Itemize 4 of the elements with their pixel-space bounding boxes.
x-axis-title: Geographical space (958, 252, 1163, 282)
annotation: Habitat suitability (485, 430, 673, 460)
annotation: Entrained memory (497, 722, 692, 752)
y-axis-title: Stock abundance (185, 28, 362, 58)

◆ ◆ ◆ ◆

- Exercise directions
Transcribe every row above verbatim, keeping each line as it appears.

- Answer below
Itemize 4 of the elements with their pixel-space bounding boxes.
x-axis-title: Geographical space (958, 252, 1163, 282)
annotation: Habitat suitability (485, 430, 673, 460)
annotation: Entrained memory (497, 722, 692, 752)
y-axis-title: Stock abundance (185, 28, 362, 58)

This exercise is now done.